TEXT PASSAGE
>>>>>
To get a better sense of what the Army engineers involved with GSPEL feel about all this innovation, I interviewed two of them. Retired Col. Chuck Coutteau is the acting executive director of Research and Technology Integration for TARDEC, and Mike Reid is a lab director and the Ground Vehicle Power and Mobility team leader.
“GSPEL is a very versatile tool that’s been created here,” according to Reid. “We’re going to have all of our labs working together and trying to optimize performance of our power plants, improve integration and, most important, understand those performances in real simulated environments.
“We have newer capabilities that we just didn’t have before,” Reid continued.
I asked Coutteau for some real-world application examples of what can be done now with GSPEL in the fold. With the directness you’d expect from a military man, he quickly pointed to the vehicle testing capabilities.
“We can now do mission-profile testing,” Coutteau said. “It’s like an automotive drive cycle; this lab allows us to test, in real-world situations, any temperature or setting we want. We can run a test (that would apply to) Afghanistan 365 days a year.
“And if there’s a problem, we’re in a setting where we can understand the root cause of these problems, get them tweaked and re-engage them,” Coutteau continued. “So if soldiers run into an issue and have a problem in Afghanistan, we can replicate that.”
Another feature Reid and Coutteau are excited about is the fuel cell lab. As Reid explained it, GSPEL will soon be getting fuel cell reformer technology that will allow the Army to have a totally silent launch. JP-8 fuel, which is the military fuel, will be able to be “re-formed.” This will allow the military to fill up helicopters and tanks from the same supply, something that hadn’t been possible before.
Other features of GSPEL that can soon have very important real-world implications include the Auxiliary Power Unit (APU), which is a way to produce energy without running the main engine. The APU can provide silent power for electronics when a tank is in a position of surveillance.
<<<<<
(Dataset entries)
>>>>>
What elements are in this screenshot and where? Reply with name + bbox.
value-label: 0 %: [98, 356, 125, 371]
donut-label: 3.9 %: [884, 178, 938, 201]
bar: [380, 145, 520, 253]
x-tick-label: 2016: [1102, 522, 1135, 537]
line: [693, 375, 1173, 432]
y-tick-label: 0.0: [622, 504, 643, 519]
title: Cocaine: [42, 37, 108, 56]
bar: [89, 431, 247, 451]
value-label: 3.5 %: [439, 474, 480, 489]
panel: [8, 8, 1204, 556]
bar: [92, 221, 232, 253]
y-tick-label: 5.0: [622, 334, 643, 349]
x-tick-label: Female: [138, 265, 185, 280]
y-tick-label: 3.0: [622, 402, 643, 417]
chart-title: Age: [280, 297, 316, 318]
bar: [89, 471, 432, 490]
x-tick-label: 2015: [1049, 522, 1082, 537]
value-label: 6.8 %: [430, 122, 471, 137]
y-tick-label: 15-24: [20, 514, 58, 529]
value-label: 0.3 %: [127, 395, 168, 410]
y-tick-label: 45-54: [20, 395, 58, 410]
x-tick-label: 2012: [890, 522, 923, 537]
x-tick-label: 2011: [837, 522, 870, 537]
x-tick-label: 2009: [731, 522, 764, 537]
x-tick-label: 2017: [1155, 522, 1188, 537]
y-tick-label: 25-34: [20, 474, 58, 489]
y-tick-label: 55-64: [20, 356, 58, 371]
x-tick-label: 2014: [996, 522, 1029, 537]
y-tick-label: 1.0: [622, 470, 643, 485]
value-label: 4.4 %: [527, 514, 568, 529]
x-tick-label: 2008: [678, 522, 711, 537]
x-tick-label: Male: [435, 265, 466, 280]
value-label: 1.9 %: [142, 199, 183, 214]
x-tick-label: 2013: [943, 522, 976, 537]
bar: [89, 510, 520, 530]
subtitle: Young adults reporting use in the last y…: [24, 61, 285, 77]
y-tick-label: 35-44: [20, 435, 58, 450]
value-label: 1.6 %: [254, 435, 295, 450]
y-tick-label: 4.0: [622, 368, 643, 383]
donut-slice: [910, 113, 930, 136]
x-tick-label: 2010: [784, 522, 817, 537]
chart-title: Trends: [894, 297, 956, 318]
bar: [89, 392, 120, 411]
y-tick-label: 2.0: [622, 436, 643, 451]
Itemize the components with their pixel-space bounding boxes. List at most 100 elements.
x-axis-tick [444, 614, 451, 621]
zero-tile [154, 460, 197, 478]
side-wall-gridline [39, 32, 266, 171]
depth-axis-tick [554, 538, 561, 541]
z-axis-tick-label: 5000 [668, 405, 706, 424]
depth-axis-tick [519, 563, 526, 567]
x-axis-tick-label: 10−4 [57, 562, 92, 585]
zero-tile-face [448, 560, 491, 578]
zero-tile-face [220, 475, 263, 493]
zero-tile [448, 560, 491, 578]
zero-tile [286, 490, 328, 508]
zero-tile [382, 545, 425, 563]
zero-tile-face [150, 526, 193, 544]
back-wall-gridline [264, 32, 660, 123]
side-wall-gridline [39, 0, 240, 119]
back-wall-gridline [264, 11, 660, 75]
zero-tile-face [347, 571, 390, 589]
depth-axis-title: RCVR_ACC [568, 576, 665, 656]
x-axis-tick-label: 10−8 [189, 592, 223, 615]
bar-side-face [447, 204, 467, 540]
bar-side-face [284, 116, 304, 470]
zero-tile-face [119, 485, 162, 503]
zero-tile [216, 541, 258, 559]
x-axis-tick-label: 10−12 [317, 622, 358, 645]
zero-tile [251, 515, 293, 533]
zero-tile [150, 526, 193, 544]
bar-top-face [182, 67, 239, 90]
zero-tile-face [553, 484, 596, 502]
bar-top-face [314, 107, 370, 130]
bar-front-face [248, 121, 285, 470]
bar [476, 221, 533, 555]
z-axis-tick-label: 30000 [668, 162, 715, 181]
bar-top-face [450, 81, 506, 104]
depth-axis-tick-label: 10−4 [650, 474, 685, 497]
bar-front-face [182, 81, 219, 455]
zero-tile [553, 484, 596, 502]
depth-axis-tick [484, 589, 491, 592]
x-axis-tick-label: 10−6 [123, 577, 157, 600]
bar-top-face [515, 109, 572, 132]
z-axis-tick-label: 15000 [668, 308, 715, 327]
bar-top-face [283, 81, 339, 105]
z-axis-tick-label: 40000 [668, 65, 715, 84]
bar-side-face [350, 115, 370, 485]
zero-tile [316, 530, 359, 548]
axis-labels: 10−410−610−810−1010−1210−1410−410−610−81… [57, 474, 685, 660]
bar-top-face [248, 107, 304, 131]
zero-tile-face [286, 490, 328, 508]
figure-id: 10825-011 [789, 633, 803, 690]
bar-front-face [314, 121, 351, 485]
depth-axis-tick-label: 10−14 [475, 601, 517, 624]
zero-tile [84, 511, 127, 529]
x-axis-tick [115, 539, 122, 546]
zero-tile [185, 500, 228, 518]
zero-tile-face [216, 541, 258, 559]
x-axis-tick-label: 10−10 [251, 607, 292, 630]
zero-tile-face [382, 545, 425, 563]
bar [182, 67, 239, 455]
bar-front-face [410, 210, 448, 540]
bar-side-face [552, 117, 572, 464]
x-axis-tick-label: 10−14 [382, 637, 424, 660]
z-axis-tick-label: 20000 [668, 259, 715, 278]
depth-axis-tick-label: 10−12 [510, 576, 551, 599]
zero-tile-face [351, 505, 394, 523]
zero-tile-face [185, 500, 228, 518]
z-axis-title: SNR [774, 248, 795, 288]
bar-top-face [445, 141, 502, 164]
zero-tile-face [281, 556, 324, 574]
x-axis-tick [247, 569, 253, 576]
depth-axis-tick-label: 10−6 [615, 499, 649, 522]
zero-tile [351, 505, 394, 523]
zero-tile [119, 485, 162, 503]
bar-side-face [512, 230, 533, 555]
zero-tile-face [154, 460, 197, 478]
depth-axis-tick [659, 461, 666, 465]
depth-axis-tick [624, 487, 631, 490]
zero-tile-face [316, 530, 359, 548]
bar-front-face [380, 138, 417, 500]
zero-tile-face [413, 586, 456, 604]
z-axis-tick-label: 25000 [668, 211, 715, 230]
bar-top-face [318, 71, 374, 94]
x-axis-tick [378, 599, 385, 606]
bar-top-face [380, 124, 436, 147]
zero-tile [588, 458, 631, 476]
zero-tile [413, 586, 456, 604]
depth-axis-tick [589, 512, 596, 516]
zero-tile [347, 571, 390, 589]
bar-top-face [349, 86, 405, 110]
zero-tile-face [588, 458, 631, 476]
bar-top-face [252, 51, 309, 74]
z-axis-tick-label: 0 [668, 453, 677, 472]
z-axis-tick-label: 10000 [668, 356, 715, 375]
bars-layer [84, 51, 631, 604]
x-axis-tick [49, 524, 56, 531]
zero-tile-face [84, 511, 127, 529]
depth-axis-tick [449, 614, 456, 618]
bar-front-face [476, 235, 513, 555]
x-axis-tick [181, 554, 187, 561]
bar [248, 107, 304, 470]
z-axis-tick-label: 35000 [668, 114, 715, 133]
<<<<<
TO DO
**A)** According to the GSPEL text, what two roles does Mike Reid hold?
**B)** Using the GSPEL text, explain why the Auxiliary Power Unit is useful when a tank is in a surveillance position.
**C)** Continue the text about GSPEL from its last sentence.

OUTPUTS BY TASK
**A)** He is a lab director and the Ground Vehicle Power and Mobility team leader.

**B)** The Auxiliary Power Unit produces energy without running the main engine. It can therefore supply silent power for electronics while the tank is positioned for surveillance.

**C)**
“We’re looking to make the Abrams tank more fuel efficient,” Coutteau said of one particular Army vehicle. “It spends a lot of time in a holding pattern. It operates at a tactical idle, which is because it’s a turbine. But in some cases, based on the operation, we reduce in a day, a 5,000-gallon tanker.
“So over the course of many days, that’s several tankers fewer that we’re using,” said Coutteau. “Those fuel tankers take up a lot of energy, so we’re reducing our energy consumption right there.”
These APUs can also be used commercially by long-haul truckers to power their cabs overnight.
Reid and Coutteau spoke about some of the other possible benefits of GSPEL, such as now having space to bring in the TARDEC’s robotics team to work at GSPEL, putting them in close collaboration with the other engineers and lab workers. They also said that the lab will employ 125 civilian workers right now, many coming from outside the military.
“When there was a downturn in the economy a few years ago, it was easier to bring people in who were highly qualified, because they wanted the work,” said Coutteau. “We’ve got people here, including some from the automotive industry, who wanted to be here and are excited about what we’re doing.”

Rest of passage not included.